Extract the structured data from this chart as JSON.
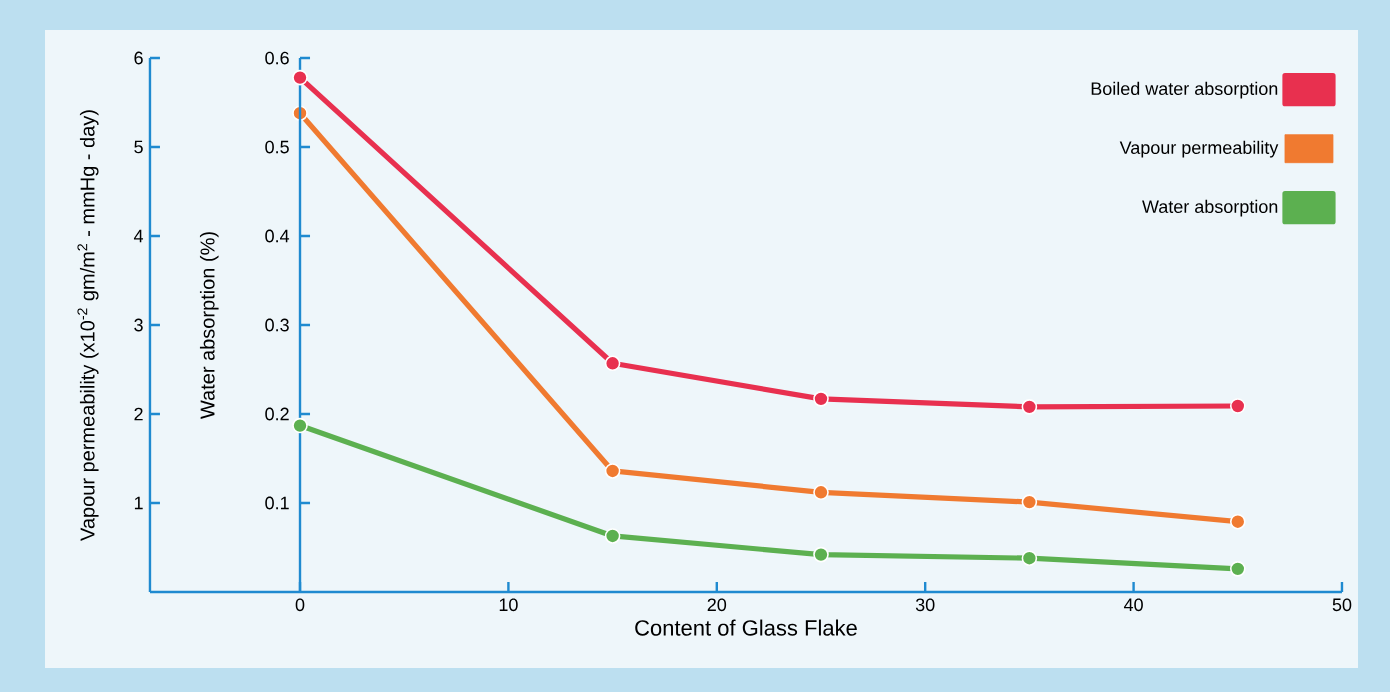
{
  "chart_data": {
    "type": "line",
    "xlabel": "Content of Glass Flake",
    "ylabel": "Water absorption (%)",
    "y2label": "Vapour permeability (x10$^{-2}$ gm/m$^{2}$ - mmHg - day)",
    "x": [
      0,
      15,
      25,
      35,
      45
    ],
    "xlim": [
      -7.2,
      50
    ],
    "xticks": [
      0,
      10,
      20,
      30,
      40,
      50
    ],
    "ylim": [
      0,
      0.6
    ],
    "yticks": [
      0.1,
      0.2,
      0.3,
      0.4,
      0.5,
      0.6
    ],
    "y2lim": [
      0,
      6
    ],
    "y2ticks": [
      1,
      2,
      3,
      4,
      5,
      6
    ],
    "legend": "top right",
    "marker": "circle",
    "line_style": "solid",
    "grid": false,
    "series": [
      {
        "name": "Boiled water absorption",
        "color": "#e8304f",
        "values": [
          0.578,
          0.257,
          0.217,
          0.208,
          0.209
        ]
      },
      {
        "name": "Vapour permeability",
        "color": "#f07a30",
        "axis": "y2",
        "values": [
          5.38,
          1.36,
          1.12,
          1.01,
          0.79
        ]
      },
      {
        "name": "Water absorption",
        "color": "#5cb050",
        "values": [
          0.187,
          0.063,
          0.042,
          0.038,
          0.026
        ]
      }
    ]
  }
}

• **Given task**
Go through the entries above and print each one exactly, minus the pictures.

• **Full response**
Extract the structured data from this chart as JSON.
{
  "chart_data": {
    "type": "line",
    "xlabel": "Content of Glass Flake",
    "ylabel": "Water absorption (%)",
    "y2label": "Vapour permeability (x10$^{-2}$ gm/m$^{2}$ - mmHg - day)",
    "x": [
      0,
      15,
      25,
      35,
      45
    ],
    "xlim": [
      -7.2,
      50
    ],
    "xticks": [
      0,
      10,
      20,
      30,
      40,
      50
    ],
    "ylim": [
      0,
      0.6
    ],
    "yticks": [
      0.1,
      0.2,
      0.3,
      0.4,
      0.5,
      0.6
    ],
    "y2lim": [
      0,
      6
    ],
    "y2ticks": [
      1,
      2,
      3,
      4,
      5,
      6
    ],
    "legend": "top right",
    "marker": "circle",
    "line_style": "solid",
    "grid": false,
    "series": [
      {
        "name": "Boiled water absorption",
        "color": "#e8304f",
        "values": [
          0.578,
          0.257,
          0.217,
          0.208,
          0.209
        ]
      },
      {
        "name": "Vapour permeability",
        "color": "#f07a30",
        "axis": "y2",
        "values": [
          5.38,
          1.36,
          1.12,
          1.01,
          0.79
        ]
      },
      {
        "name": "Water absorption",
        "color": "#5cb050",
        "values": [
          0.187,
          0.063,
          0.042,
          0.038,
          0.026
        ]
      }
    ]
  }
}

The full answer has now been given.